• Kutipan Teks:
Dengan menceritakan keburukan seseorang, maka sejatinya diri kita sedang menanamkan bibit-bibit kebencian pada saudara-saudara muslim lainnya kepada orang tersebut. Inilah hakikat namimah yang telah jelas akan keharamannya.

An-Nawawi rahimahullah berkata tentang gibah, “Gibah itu adalah ketika engkau menyebut sesuatu yang ada pada saudaramu, sedang dirinya tidak menyukainya. Baik engkau menyebutnya dengan lisanmu, atau dalam tulisanmu, atau dengan isyarat, atau dengan mengedipkan mata, atau tangan, atau kepala. Batasannya adalah: setiap apa yang kamu sampaikan kepada orang lain yang menunjukkan kekurangan seorang muslim, maka itu adalah gibah yang diharamkan. (Kitab Al-Adzkar, hal. 522)

• Cuplikan Daftar:
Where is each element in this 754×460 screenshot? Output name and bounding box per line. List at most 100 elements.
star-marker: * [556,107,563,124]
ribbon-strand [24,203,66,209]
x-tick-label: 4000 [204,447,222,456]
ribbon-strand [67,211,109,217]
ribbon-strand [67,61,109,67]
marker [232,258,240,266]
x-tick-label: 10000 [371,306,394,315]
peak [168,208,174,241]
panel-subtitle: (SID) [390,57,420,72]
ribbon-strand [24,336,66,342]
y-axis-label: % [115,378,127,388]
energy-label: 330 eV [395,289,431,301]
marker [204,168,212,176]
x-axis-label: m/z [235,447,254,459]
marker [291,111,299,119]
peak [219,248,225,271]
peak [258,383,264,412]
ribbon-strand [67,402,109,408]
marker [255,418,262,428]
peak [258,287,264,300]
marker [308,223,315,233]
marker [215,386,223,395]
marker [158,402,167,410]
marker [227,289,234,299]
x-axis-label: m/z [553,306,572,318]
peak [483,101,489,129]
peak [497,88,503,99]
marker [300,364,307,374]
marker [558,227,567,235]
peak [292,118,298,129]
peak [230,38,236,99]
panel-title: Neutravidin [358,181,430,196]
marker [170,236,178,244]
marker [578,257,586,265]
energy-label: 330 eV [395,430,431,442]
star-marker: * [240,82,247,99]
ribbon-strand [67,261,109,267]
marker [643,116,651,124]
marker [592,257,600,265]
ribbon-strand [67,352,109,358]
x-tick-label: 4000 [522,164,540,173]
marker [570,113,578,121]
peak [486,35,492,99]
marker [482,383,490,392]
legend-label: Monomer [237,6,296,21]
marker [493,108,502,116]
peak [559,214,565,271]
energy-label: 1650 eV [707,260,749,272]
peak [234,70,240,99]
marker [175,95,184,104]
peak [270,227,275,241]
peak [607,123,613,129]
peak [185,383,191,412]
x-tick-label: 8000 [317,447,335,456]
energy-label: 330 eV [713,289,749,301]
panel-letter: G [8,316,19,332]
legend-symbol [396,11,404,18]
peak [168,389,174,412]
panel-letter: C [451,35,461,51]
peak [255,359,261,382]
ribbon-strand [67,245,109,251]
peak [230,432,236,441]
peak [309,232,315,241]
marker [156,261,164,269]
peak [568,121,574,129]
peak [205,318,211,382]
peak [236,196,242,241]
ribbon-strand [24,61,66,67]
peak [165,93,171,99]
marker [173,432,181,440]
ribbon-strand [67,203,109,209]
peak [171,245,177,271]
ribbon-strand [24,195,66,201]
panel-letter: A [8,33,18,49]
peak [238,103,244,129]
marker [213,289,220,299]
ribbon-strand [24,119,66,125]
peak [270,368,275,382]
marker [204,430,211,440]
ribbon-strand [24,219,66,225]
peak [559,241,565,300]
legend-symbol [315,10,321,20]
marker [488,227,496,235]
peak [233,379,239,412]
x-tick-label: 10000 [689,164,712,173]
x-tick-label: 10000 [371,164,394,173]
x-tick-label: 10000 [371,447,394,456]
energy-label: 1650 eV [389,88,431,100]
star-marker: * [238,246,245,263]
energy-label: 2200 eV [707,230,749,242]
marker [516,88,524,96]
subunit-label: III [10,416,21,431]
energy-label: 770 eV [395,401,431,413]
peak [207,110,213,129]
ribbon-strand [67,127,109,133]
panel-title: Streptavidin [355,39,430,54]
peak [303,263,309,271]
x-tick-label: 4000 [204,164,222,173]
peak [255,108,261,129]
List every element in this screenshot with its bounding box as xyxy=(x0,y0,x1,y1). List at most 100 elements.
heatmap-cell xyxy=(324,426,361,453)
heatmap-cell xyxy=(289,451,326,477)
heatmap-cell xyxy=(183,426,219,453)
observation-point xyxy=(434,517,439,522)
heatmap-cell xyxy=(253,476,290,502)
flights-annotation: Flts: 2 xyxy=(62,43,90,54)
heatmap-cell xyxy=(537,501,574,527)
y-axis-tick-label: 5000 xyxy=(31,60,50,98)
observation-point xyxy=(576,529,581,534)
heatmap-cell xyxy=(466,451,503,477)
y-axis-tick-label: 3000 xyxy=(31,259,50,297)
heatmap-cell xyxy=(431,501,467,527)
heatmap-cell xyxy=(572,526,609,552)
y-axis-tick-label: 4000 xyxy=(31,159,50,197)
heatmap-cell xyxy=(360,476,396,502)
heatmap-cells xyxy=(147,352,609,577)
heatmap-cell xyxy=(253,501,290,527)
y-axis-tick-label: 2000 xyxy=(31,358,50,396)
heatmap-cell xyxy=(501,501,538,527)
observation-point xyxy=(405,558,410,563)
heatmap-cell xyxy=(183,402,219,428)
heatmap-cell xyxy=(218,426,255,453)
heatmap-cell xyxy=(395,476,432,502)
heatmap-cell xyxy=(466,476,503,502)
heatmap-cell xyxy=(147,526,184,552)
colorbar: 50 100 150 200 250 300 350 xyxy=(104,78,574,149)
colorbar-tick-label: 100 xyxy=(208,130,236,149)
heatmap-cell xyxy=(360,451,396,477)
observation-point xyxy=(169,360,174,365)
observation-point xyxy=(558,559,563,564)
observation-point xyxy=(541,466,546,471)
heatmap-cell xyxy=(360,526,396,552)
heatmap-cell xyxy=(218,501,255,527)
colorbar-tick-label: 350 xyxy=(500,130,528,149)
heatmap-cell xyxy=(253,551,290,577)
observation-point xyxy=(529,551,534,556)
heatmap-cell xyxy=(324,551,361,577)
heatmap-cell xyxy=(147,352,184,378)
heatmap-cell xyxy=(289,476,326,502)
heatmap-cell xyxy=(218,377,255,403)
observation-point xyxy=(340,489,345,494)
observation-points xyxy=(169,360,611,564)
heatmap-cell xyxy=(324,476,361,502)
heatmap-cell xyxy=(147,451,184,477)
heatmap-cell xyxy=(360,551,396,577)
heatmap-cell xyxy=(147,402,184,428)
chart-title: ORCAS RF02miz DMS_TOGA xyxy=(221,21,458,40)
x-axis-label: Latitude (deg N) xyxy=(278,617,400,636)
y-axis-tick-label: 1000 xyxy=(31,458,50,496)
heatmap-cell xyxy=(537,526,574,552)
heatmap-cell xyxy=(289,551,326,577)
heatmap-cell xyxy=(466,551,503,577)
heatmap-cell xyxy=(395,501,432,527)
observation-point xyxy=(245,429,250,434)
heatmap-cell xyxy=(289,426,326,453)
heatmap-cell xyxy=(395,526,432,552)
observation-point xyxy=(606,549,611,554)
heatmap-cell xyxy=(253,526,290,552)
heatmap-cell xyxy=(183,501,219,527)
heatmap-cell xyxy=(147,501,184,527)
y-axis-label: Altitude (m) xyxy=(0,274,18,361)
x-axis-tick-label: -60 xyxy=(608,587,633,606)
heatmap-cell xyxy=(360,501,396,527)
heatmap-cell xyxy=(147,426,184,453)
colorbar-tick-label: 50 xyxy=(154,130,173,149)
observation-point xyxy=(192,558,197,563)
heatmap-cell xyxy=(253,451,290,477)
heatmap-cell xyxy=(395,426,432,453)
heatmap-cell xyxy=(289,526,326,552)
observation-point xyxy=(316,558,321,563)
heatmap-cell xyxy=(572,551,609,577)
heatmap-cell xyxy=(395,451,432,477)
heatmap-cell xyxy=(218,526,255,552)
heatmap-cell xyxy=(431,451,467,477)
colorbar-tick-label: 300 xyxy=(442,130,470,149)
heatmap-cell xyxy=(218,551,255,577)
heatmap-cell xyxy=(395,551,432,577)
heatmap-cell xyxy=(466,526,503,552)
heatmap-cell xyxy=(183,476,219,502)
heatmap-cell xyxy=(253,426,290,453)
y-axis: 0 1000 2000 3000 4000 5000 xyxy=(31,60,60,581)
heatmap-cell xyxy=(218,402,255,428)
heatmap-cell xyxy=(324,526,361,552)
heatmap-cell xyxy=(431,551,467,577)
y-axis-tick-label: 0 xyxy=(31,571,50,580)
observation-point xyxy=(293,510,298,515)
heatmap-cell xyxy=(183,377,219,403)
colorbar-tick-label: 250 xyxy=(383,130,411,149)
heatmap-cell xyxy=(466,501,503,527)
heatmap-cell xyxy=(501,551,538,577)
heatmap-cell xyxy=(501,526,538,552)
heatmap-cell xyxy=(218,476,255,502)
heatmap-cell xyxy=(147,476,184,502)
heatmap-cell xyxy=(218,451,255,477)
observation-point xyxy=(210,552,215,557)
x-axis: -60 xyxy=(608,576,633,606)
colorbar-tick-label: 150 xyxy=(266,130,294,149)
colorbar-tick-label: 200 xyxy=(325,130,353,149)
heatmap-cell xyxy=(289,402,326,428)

• Tugas Latihan 1:
Dalam teks tentang gibah dan namimah, dari kitab apa dan halaman berapa perkataan An-Nawawi dikutip?
• Tugas Latihan 2:
Lanjutkan teks tentang gibah dan namimah, mulai dari bagian sesudah kalimat terakhirnya.

• Jawaban 1:
Perkataan An-Nawawi dikutip dari Kitab Al-Adzkar, halaman 522.

• Jawaban 2:
Para ulama sepakat bahwa gibah merupakan dosa besar sebagaimana halnya mengadu domba, pelakunya wajib bertobat serta memohon ampunan kepada Allah. Allah Ta’ala berfirman,

أَيُحِبُّ أَحَدُكُمْ أَن يَأْكُلَ لَحْمَ أَخِيهِ مَيْتًا فَكَرِهْتُمُوهُ

“Apakah salah seorang di antara kamu suka memakan daging saudaranya yang sudah mati? Maka tentulah kamu merasa jijik kepadanya. (QS. Al-Hujurat: 12)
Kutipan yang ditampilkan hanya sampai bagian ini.